- [What you will do]
Output every line exactly as written. Leave out pictures.

- [Provided data]
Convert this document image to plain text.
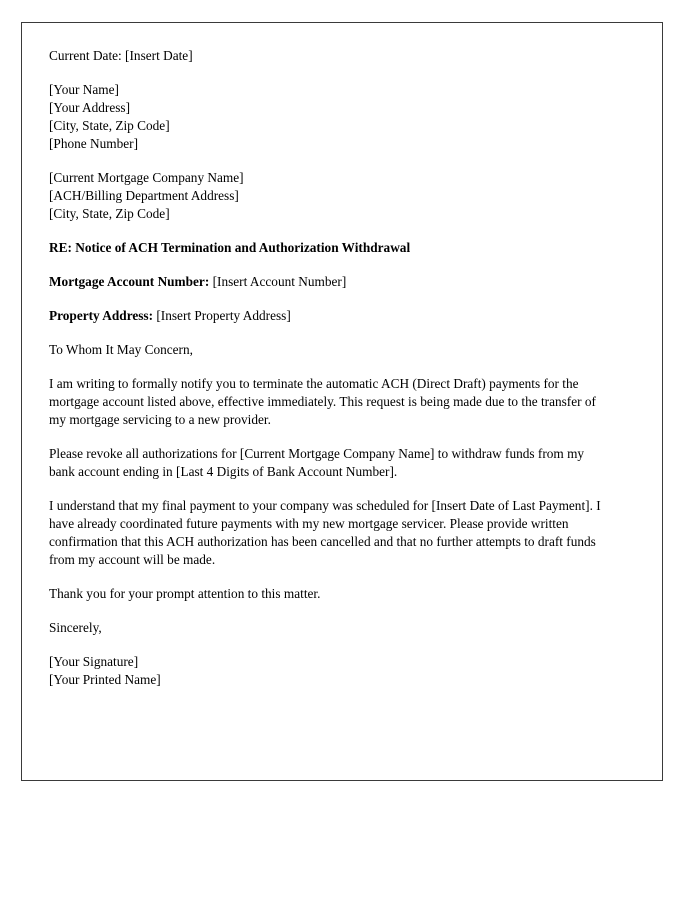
Current Date: [Insert Date]
[Your Name]
[Your Address]
[City, State, Zip Code]
[Phone Number]
[Current Mortgage Company Name]
[ACH/Billing Department Address]
[City, State, Zip Code]
RE: Notice of ACH Termination and Authorization Withdrawal
Mortgage Account Number: [Insert Account Number]
Property Address: [Insert Property Address]
To Whom It May Concern,

I am writing to formally notify you to terminate the automatic ACH (Direct Draft) payments for the mortgage account listed above, effective immediately. This request is being made due to the transfer of my mortgage servicing to a new provider.

Please revoke all authorizations for [Current Mortgage Company Name] to withdraw funds from my bank account ending in [Last 4 Digits of Bank Account Number].

I understand that my final payment to your company was scheduled for [Insert Date of Last Payment]. I have already coordinated future payments with my new mortgage servicer. Please provide written confirmation that this ACH authorization has been cancelled and that no further attempts to draft funds from my account will be made.

Thank you for your prompt attention to this matter.

Sincerely,
[Your Signature]
[Your Printed Name]
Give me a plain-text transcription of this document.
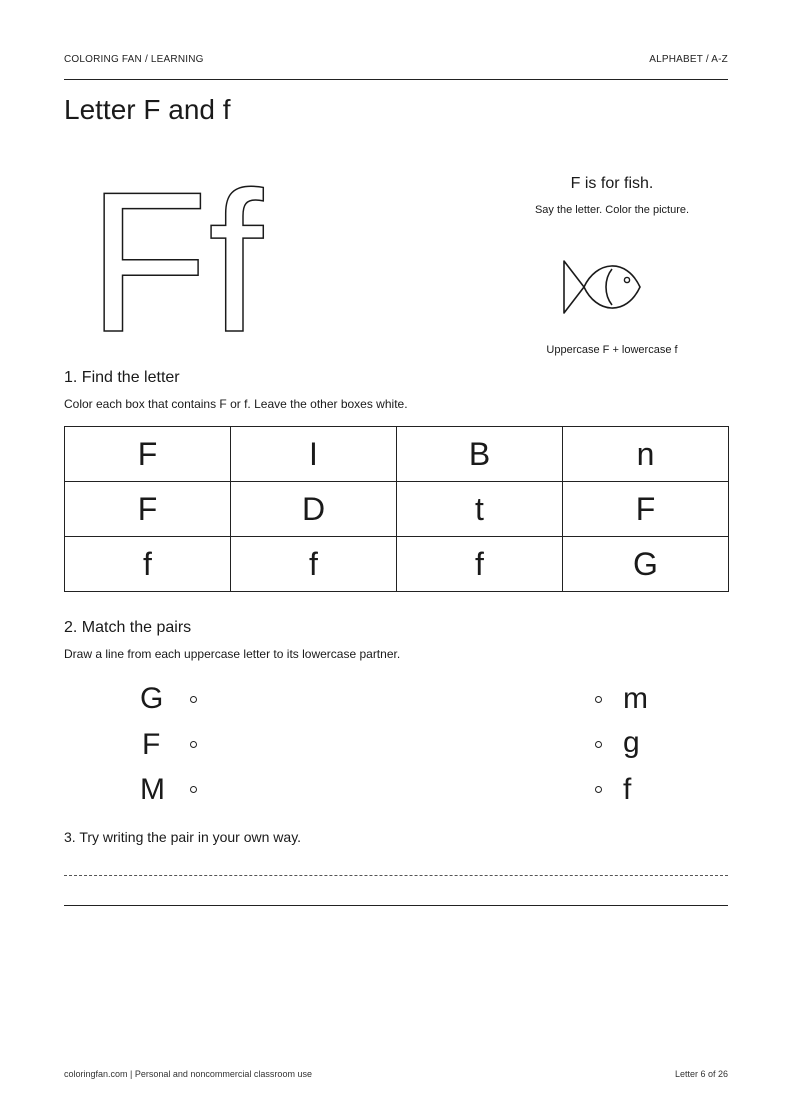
COLORING FAN / LEARNING	ALPHABET / A-Z
Letter F and f
Ff	F is for fish.
Say the letter. Color the picture.
Uppercase F + lowercase f
1. Find the letter
Color each box that contains F or f. Leave the other boxes white.
F	I	B	n
F	D	t	F
f	f	f	G
2. Match the pairs
Draw a line from each uppercase letter to its lowercase partner.
G
F
M
m
g
f
3. Try writing the pair in your own way.
coloringfan.com | Personal and noncommercial classroom use	Letter 6 of 26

- [Result]
Convert this document image to plain text.
Current Date: [Insert Date]
[Your Name]
[Your Address]
[City, State, Zip Code]
[Phone Number]
[Current Mortgage Company Name]
[ACH/Billing Department Address]
[City, State, Zip Code]
RE: Notice of ACH Termination and Authorization Withdrawal
Mortgage Account Number: [Insert Account Number]
Property Address: [Insert Property Address]
To Whom It May Concern,

I am writing to formally notify you to terminate the automatic ACH (Direct Draft) payments for the mortgage account listed above, effective immediately. This request is being made due to the transfer of my mortgage servicing to a new provider.

Please revoke all authorizations for [Current Mortgage Company Name] to withdraw funds from my bank account ending in [Last 4 Digits of Bank Account Number].

I understand that my final payment to your company was scheduled for [Insert Date of Last Payment]. I have already coordinated future payments with my new mortgage servicer. Please provide written confirmation that this ACH authorization has been cancelled and that no further attempts to draft funds from my account will be made.

Thank you for your prompt attention to this matter.

Sincerely,
[Your Signature]
[Your Printed Name]
Give me a plain-text transcription of this document.
COLORING FAN / LEARNING	ALPHABET / A-Z
Letter F and f
Ff	F is for fish.
Say the letter. Color the picture.
Uppercase F + lowercase f
1. Find the letter
Color each box that contains F or f. Leave the other boxes white.
F	I	B	n
F	D	t	F
f	f	f	G
2. Match the pairs
Draw a line from each uppercase letter to its lowercase partner.
G
F
M
m
g
f
3. Try writing the pair in your own way.
coloringfan.com | Personal and noncommercial classroom use	Letter 6 of 26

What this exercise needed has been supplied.